Begin RECORDED INFORMATION

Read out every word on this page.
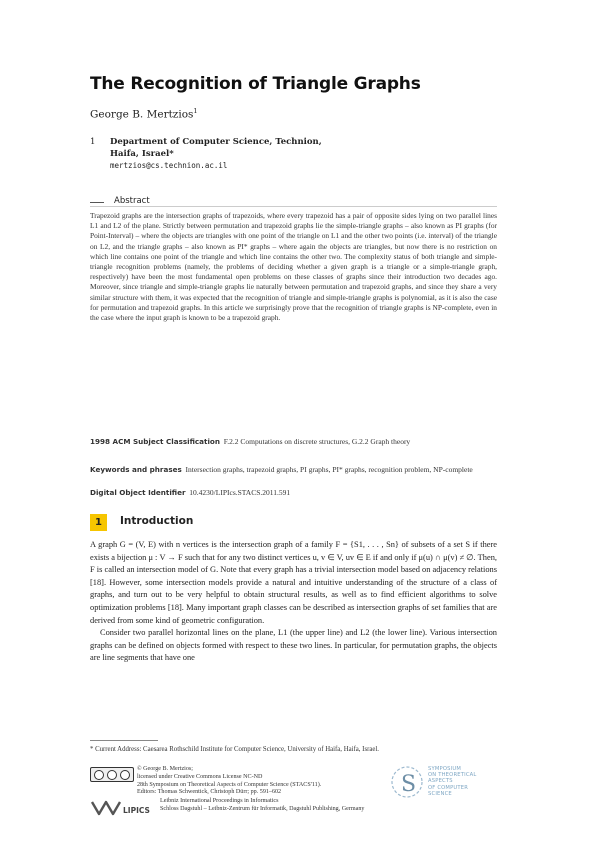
The Recognition of Triangle Graphs
George B. Mertzios$^1$
1 Department of Computer Science, Technion,
Haifa, Israel*
mertzios@cs.technion.ac.il
Abstract

Trapezoid graphs are the intersection graphs of trapezoids, where every trapezoid has a pair of opposite sides lying on two parallel lines L1 and L2 of the plane. Strictly between permutation and trapezoid graphs lie the simple-triangle graphs – also known as PI graphs (for Point-Interval) – where the objects are triangles with one point of the triangle on L1 and the other two points (i.e. interval) of the triangle on L2, and the triangle graphs – also known as PI* graphs – where again the objects are triangles, but now there is no restriction on which line contains one point of the triangle and which line contains the other two. The complexity status of both triangle and simple-triangle recognition problems (namely, the problems of deciding whether a given graph is a triangle or a simple-triangle graph, respectively) have been the most fundamental open problems on these classes of graphs since their introduction two decades ago. Moreover, since triangle and simple-triangle graphs lie naturally between permutation and trapezoid graphs, and since they share a very similar structure with them, it was expected that the recognition of triangle and simple-triangle graphs is polynomial, as it is also the case for permutation and trapezoid graphs. In this article we surprisingly prove that the recognition of triangle graphs is NP-complete, even in the case where the input graph is known to be a trapezoid graph.

1998 ACM Subject Classification F.2.2 Computations on discrete structures, G.2.2 Graph theory
Keywords and phrases Intersection graphs, trapezoid graphs, PI graphs, PI* graphs, recognition problem, NP-complete
Digital Object Identifier 10.4230/LIPIcs.STACS.2011.591
1	Introduction

A graph G = (V, E) with n vertices is the intersection graph of a family F = {S1, . . . , Sn} of subsets of a set S if there exists a bijection μ : V → F such that for any two distinct vertices u, v ∈ V, uv ∈ E if and only if μ(u) ∩ μ(v) ≠ ∅. Then, F is called an intersection model of G. Note that every graph has a trivial intersection model based on adjacency relations [18]. However, some intersection models provide a natural and intuitive understanding of the structure of a class of graphs, and turn out to be very helpful to obtain structural results, as well as to find efficient algorithms to solve optimization problems [18]. Many important graph classes can be described as intersection graphs of set families that are derived from some kind of geometric configuration.

Consider two parallel horizontal lines on the plane, L1 (the upper line) and L2 (the lower line). Various intersection graphs can be defined on objects formed with respect to these two lines. In particular, for permutation graphs, the objects are line segments that have one

* Current Address: Caesarea Rothschild Institute for Computer Science, University of Haifa, Haifa, Israel.
© George B. Mertzios;
licensed under Creative Commons License NC-ND
28th Symposium on Theoretical Aspects of Computer Science (STACS'11).
Editors: Thomas Schwentick, Christoph Dürr; pp. 591–602
LIPICS
Leibniz International Proceedings in Informatics
Schloss Dagstuhl – Leibniz-Zentrum für Informatik, Dagstuhl Publishing, Germany
S
SYMPOSIUM
ON THEORETICAL
ASPECTS
OF COMPUTER
SCIENCE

End RECORDED INFORMATION

[YOUR GOAL]: Copy out all the data without changing anything, and drop the pictures.

[RESPONSE TO THIS TASK]:
Read out every word on this page.
The Recognition of Triangle Graphs
George B. Mertzios$^1$
1 Department of Computer Science, Technion,
Haifa, Israel*
mertzios@cs.technion.ac.il
Abstract

Trapezoid graphs are the intersection graphs of trapezoids, where every trapezoid has a pair of opposite sides lying on two parallel lines L1 and L2 of the plane. Strictly between permutation and trapezoid graphs lie the simple-triangle graphs – also known as PI graphs (for Point-Interval) – where the objects are triangles with one point of the triangle on L1 and the other two points (i.e. interval) of the triangle on L2, and the triangle graphs – also known as PI* graphs – where again the objects are triangles, but now there is no restriction on which line contains one point of the triangle and which line contains the other two. The complexity status of both triangle and simple-triangle recognition problems (namely, the problems of deciding whether a given graph is a triangle or a simple-triangle graph, respectively) have been the most fundamental open problems on these classes of graphs since their introduction two decades ago. Moreover, since triangle and simple-triangle graphs lie naturally between permutation and trapezoid graphs, and since they share a very similar structure with them, it was expected that the recognition of triangle and simple-triangle graphs is polynomial, as it is also the case for permutation and trapezoid graphs. In this article we surprisingly prove that the recognition of triangle graphs is NP-complete, even in the case where the input graph is known to be a trapezoid graph.

1998 ACM Subject Classification F.2.2 Computations on discrete structures, G.2.2 Graph theory
Keywords and phrases Intersection graphs, trapezoid graphs, PI graphs, PI* graphs, recognition problem, NP-complete
Digital Object Identifier 10.4230/LIPIcs.STACS.2011.591
1	Introduction

A graph G = (V, E) with n vertices is the intersection graph of a family F = {S1, . . . , Sn} of subsets of a set S if there exists a bijection μ : V → F such that for any two distinct vertices u, v ∈ V, uv ∈ E if and only if μ(u) ∩ μ(v) ≠ ∅. Then, F is called an intersection model of G. Note that every graph has a trivial intersection model based on adjacency relations [18]. However, some intersection models provide a natural and intuitive understanding of the structure of a class of graphs, and turn out to be very helpful to obtain structural results, as well as to find efficient algorithms to solve optimization problems [18]. Many important graph classes can be described as intersection graphs of set families that are derived from some kind of geometric configuration.

Consider two parallel horizontal lines on the plane, L1 (the upper line) and L2 (the lower line). Various intersection graphs can be defined on objects formed with respect to these two lines. In particular, for permutation graphs, the objects are line segments that have one

* Current Address: Caesarea Rothschild Institute for Computer Science, University of Haifa, Haifa, Israel.
© George B. Mertzios;
licensed under Creative Commons License NC-ND
28th Symposium on Theoretical Aspects of Computer Science (STACS'11).
Editors: Thomas Schwentick, Christoph Dürr; pp. 591–602
LIPICS
Leibniz International Proceedings in Informatics
Schloss Dagstuhl – Leibniz-Zentrum für Informatik, Dagstuhl Publishing, Germany
S
SYMPOSIUM
ON THEORETICAL
ASPECTS
OF COMPUTER
SCIENCE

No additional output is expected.